Stored data:
--------------------------------------------------

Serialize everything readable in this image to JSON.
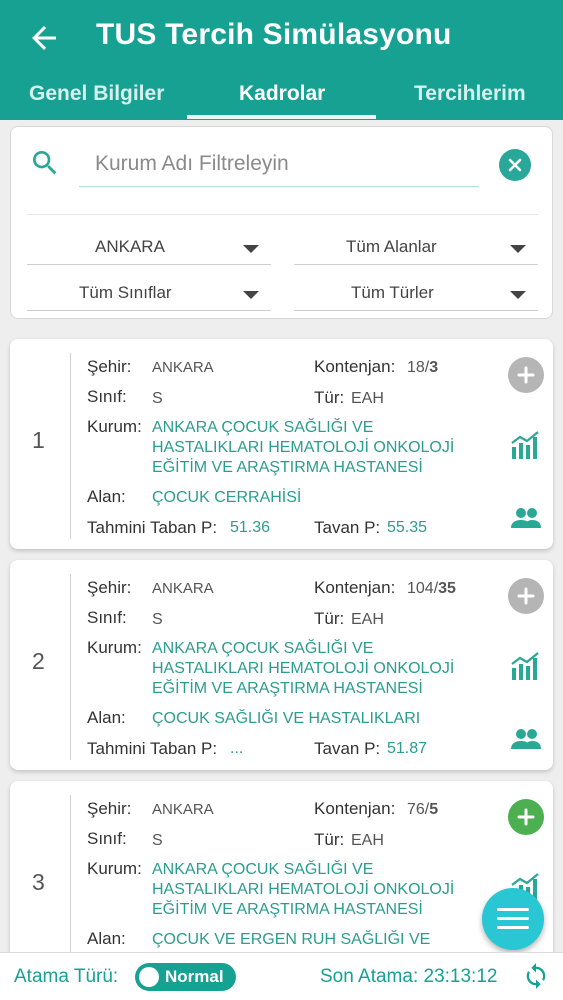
{
  "app": {
    "title": "TUS Tercih Simülasyonu",
    "color_primary": "#17a193",
    "color_link": "#2a9d8f"
  },
  "tabs": [
    {
      "label": "Genel Bilgiler",
      "active": false
    },
    {
      "label": "Kadrolar",
      "active": true
    },
    {
      "label": "Tercihlerim",
      "active": false
    }
  ],
  "filter": {
    "search_placeholder": "Kurum Adı Filtreleyin",
    "city": "ANKARA",
    "field": "Tüm Alanlar",
    "class": "Tüm Sınıflar",
    "type": "Tüm Türler"
  },
  "labels": {
    "sehir": "Şehir:",
    "sinif": "Sınıf:",
    "kurum": "Kurum:",
    "alan": "Alan:",
    "kontenjan": "Kontenjan:",
    "tur": "Tür:",
    "taban": "Tahmini Taban P:",
    "tavan": "Tavan P:"
  },
  "cards": [
    {
      "rank": "1",
      "sehir": "ANKARA",
      "sinif": "S",
      "kontenjan_total": "18/",
      "kontenjan_filled": "3",
      "tur": "EAH",
      "kurum_lines": [
        "ANKARA ÇOCUK SAĞLIĞI VE",
        "HASTALIKLARI HEMATOLOJİ ONKOLOJİ",
        "EĞİTİM VE ARAŞTIRMA HASTANESİ"
      ],
      "alan": "ÇOCUK CERRAHİSİ",
      "taban": "51.36",
      "tavan": "55.35",
      "add_state": "grey"
    },
    {
      "rank": "2",
      "sehir": "ANKARA",
      "sinif": "S",
      "kontenjan_total": "104/",
      "kontenjan_filled": "35",
      "tur": "EAH",
      "kurum_lines": [
        "ANKARA ÇOCUK SAĞLIĞI VE",
        "HASTALIKLARI HEMATOLOJİ ONKOLOJİ",
        "EĞİTİM VE ARAŞTIRMA HASTANESİ"
      ],
      "alan": "ÇOCUK SAĞLIĞI VE HASTALIKLARI",
      "taban": "...",
      "tavan": "51.87",
      "add_state": "grey"
    },
    {
      "rank": "3",
      "sehir": "ANKARA",
      "sinif": "S",
      "kontenjan_total": "76/",
      "kontenjan_filled": "5",
      "tur": "EAH",
      "kurum_lines": [
        "ANKARA ÇOCUK SAĞLIĞI VE",
        "HASTALIKLARI HEMATOLOJİ ONKOLOJİ",
        "EĞİTİM VE ARAŞTIRMA HASTANESİ"
      ],
      "alan": "ÇOCUK VE ERGEN RUH SAĞLIĞI VE",
      "taban": "",
      "tavan": "",
      "add_state": "green"
    }
  ],
  "bottom": {
    "atama_label": "Atama Türü:",
    "toggle_text": "Normal",
    "son_atama_label": "Son Atama: 23:13:12"
  },
  "icons": {
    "back": "arrow-left-icon",
    "search": "search-icon",
    "clear": "close-circle-icon",
    "add": "plus-circle-icon",
    "chart": "bar-chart-icon",
    "people": "people-icon",
    "menu": "menu-icon",
    "refresh": "refresh-icon"
  }
}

--------------------------------------------------

- _What is required_
Retype all of the entries exactly as written, leaving out any images.

- _Output below_
Serialize everything readable in this image to JSON.
{
  "app": {
    "title": "TUS Tercih Simülasyonu",
    "color_primary": "#17a193",
    "color_link": "#2a9d8f"
  },
  "tabs": [
    {
      "label": "Genel Bilgiler",
      "active": false
    },
    {
      "label": "Kadrolar",
      "active": true
    },
    {
      "label": "Tercihlerim",
      "active": false
    }
  ],
  "filter": {
    "search_placeholder": "Kurum Adı Filtreleyin",
    "city": "ANKARA",
    "field": "Tüm Alanlar",
    "class": "Tüm Sınıflar",
    "type": "Tüm Türler"
  },
  "labels": {
    "sehir": "Şehir:",
    "sinif": "Sınıf:",
    "kurum": "Kurum:",
    "alan": "Alan:",
    "kontenjan": "Kontenjan:",
    "tur": "Tür:",
    "taban": "Tahmini Taban P:",
    "tavan": "Tavan P:"
  },
  "cards": [
    {
      "rank": "1",
      "sehir": "ANKARA",
      "sinif": "S",
      "kontenjan_total": "18/",
      "kontenjan_filled": "3",
      "tur": "EAH",
      "kurum_lines": [
        "ANKARA ÇOCUK SAĞLIĞI VE",
        "HASTALIKLARI HEMATOLOJİ ONKOLOJİ",
        "EĞİTİM VE ARAŞTIRMA HASTANESİ"
      ],
      "alan": "ÇOCUK CERRAHİSİ",
      "taban": "51.36",
      "tavan": "55.35",
      "add_state": "grey"
    },
    {
      "rank": "2",
      "sehir": "ANKARA",
      "sinif": "S",
      "kontenjan_total": "104/",
      "kontenjan_filled": "35",
      "tur": "EAH",
      "kurum_lines": [
        "ANKARA ÇOCUK SAĞLIĞI VE",
        "HASTALIKLARI HEMATOLOJİ ONKOLOJİ",
        "EĞİTİM VE ARAŞTIRMA HASTANESİ"
      ],
      "alan": "ÇOCUK SAĞLIĞI VE HASTALIKLARI",
      "taban": "...",
      "tavan": "51.87",
      "add_state": "grey"
    },
    {
      "rank": "3",
      "sehir": "ANKARA",
      "sinif": "S",
      "kontenjan_total": "76/",
      "kontenjan_filled": "5",
      "tur": "EAH",
      "kurum_lines": [
        "ANKARA ÇOCUK SAĞLIĞI VE",
        "HASTALIKLARI HEMATOLOJİ ONKOLOJİ",
        "EĞİTİM VE ARAŞTIRMA HASTANESİ"
      ],
      "alan": "ÇOCUK VE ERGEN RUH SAĞLIĞI VE",
      "taban": "",
      "tavan": "",
      "add_state": "green"
    }
  ],
  "bottom": {
    "atama_label": "Atama Türü:",
    "toggle_text": "Normal",
    "son_atama_label": "Son Atama: 23:13:12"
  },
  "icons": {
    "back": "arrow-left-icon",
    "search": "search-icon",
    "clear": "close-circle-icon",
    "add": "plus-circle-icon",
    "chart": "bar-chart-icon",
    "people": "people-icon",
    "menu": "menu-icon",
    "refresh": "refresh-icon"
  }
}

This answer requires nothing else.